- [Exercise data]:
════════════════════

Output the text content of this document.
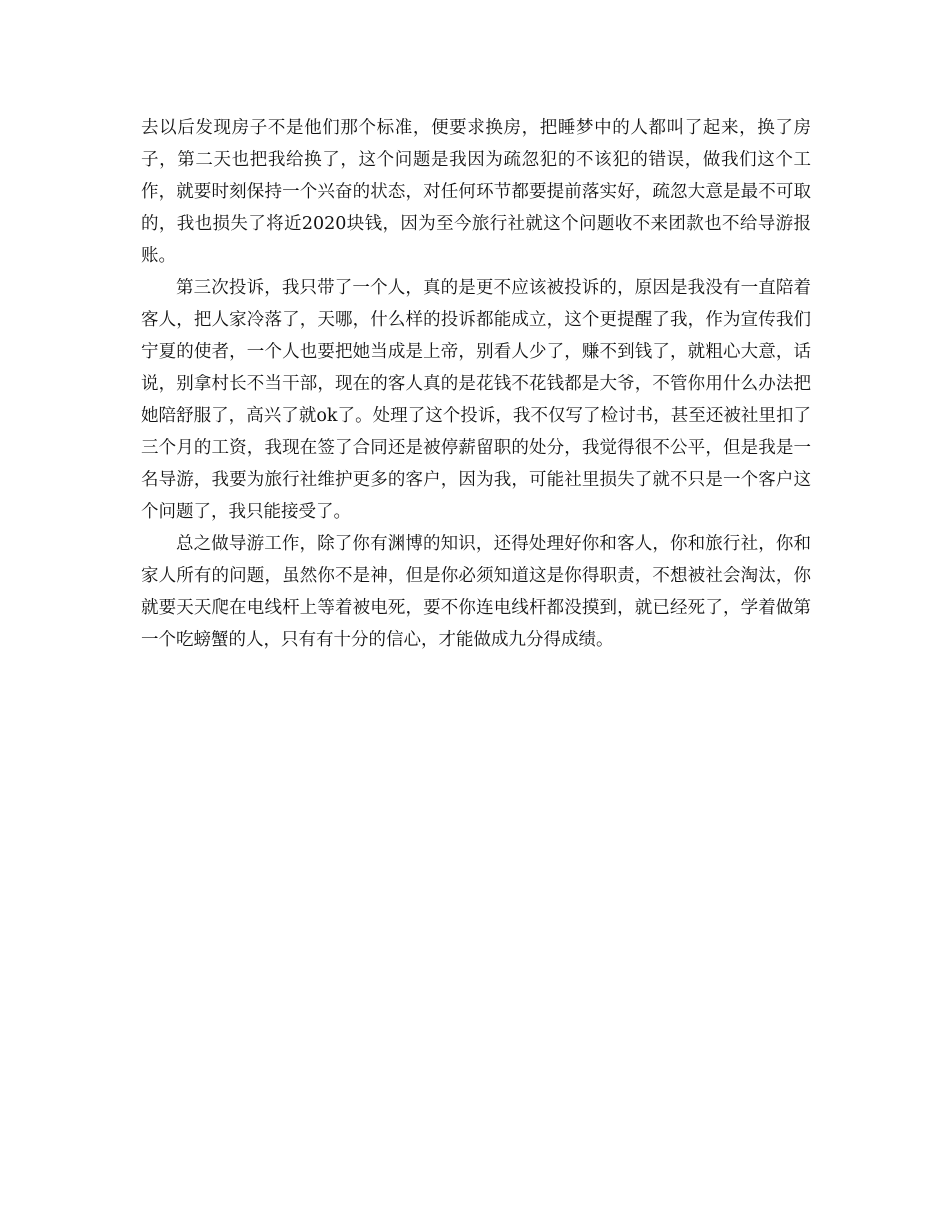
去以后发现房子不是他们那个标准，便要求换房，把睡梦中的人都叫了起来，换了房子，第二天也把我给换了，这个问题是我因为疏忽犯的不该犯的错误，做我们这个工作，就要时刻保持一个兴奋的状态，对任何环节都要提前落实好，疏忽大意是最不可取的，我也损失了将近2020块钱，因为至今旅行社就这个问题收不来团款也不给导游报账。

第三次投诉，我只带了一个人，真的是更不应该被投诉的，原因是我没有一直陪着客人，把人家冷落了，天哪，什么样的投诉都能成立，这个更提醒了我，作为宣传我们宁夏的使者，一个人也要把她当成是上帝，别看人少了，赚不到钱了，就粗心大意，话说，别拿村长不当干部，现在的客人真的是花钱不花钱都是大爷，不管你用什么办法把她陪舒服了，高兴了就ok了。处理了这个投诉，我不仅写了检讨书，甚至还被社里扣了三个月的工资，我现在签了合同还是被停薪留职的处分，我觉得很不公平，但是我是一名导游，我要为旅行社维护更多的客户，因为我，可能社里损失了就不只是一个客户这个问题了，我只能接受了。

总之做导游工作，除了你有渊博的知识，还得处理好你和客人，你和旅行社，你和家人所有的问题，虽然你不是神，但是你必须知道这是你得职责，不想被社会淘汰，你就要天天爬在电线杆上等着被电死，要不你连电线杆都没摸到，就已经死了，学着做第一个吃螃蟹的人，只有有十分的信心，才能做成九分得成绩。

════════════════════

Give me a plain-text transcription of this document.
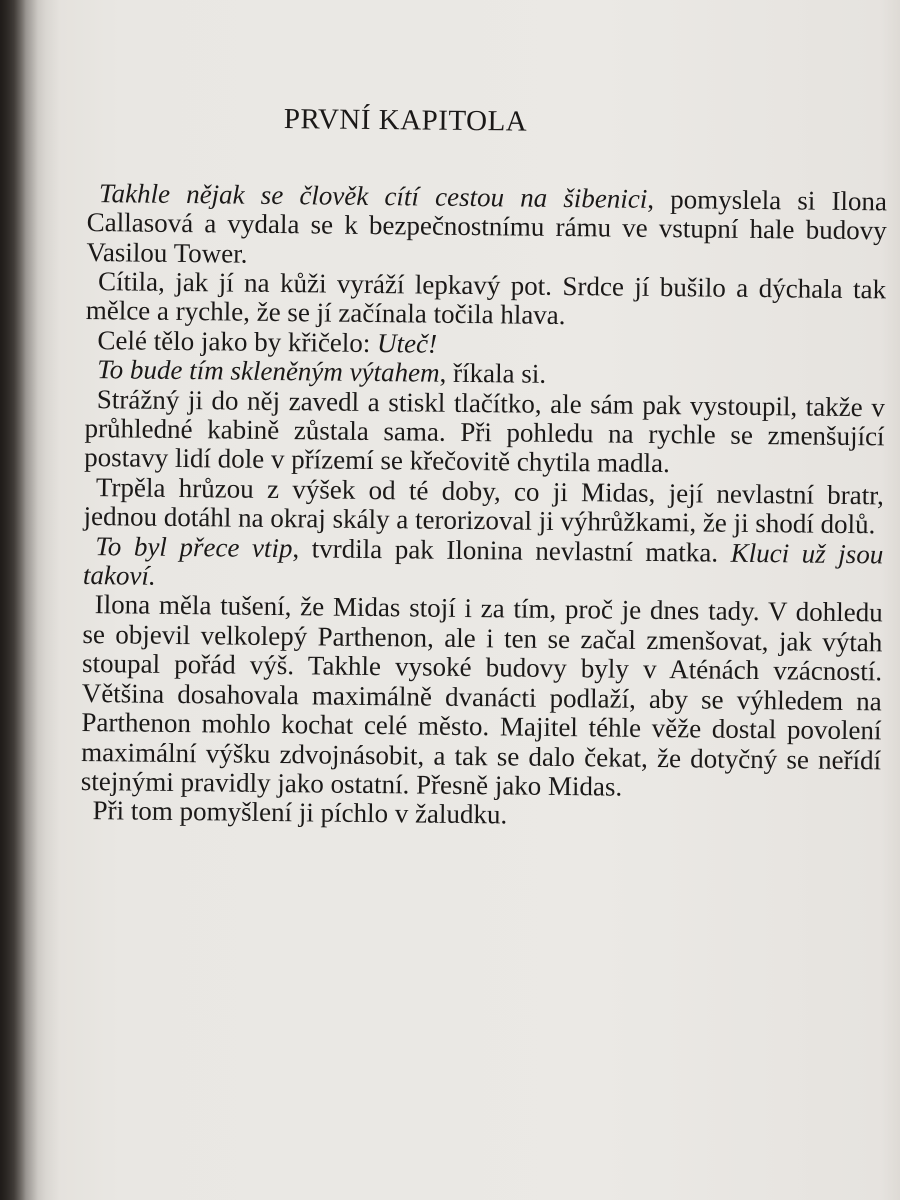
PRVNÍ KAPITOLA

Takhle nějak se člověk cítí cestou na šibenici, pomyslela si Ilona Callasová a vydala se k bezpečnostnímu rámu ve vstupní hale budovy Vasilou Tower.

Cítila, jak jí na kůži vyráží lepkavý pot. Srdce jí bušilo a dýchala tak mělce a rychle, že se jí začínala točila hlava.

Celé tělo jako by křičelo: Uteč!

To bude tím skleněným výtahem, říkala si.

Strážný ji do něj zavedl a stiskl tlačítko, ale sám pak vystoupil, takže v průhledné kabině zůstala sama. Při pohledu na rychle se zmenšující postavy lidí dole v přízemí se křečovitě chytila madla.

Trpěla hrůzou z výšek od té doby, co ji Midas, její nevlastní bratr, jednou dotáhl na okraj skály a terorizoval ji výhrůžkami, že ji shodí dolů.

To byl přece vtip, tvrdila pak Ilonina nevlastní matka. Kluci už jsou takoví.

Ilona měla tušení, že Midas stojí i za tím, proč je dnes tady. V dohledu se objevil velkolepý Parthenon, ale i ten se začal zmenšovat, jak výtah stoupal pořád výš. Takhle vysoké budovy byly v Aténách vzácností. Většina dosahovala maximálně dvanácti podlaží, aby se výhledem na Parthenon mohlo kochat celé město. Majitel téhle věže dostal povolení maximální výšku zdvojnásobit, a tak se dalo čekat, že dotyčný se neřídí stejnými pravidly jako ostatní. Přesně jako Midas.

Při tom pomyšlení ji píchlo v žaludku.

════════════════════

- [Written request]:
Within the listing above, find every line containing the string "Midas" and return it.

- [Result below]:
Trpěla hrůzou z výšek od té doby, co ji Midas, její nevlastní bratr, jednou dotáhl na okraj skály a terorizoval ji výhrůžkami, že ji shodí dolů.
Ilona měla tušení, že Midas stojí i za tím, proč je dnes tady. V dohledu se objevil velkolepý Parthenon, ale i ten se začal zmenšovat, jak výtah stoupal pořád výš. Takhle vysoké budovy byly v Aténách vzácností. Většina dosahovala maximálně dvanácti podlaží, aby se výhledem na Parthenon mohlo kochat celé město. Majitel téhle věže dostal povolení maximální výšku zdvojnásobit, a tak se dalo čekat, že dotyčný se neřídí stejnými pravidly jako ostatní. Přesně jako Midas.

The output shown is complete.